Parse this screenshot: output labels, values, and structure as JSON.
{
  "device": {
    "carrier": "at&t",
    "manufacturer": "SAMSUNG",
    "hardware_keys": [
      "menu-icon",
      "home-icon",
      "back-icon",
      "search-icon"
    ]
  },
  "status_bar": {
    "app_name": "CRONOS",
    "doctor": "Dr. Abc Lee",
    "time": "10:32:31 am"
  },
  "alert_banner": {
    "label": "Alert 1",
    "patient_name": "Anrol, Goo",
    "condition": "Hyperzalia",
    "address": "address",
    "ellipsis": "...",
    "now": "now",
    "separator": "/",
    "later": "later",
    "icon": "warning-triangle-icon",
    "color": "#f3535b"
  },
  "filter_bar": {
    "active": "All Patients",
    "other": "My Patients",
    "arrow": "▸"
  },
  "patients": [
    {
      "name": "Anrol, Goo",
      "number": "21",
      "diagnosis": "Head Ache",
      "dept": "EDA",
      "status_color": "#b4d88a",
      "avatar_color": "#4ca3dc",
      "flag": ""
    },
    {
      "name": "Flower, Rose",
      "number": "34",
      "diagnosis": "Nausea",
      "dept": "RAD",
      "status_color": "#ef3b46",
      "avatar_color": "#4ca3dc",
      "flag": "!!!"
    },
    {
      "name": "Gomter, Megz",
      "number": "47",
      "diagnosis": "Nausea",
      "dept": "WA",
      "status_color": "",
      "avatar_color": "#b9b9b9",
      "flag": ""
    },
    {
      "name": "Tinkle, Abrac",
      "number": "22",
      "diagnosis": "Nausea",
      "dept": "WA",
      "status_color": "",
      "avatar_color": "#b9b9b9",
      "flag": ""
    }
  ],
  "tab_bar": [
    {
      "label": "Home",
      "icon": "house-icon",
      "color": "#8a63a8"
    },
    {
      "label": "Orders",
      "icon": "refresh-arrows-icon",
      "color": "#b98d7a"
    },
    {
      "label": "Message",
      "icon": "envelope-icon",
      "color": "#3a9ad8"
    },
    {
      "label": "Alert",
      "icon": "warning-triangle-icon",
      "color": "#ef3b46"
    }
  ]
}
####
### Problem to solve
Every line of the listing above that includes "triangle" should be copied out.

### Exercise answer
    "icon": "warning-triangle-icon",
      "icon": "warning-triangle-icon",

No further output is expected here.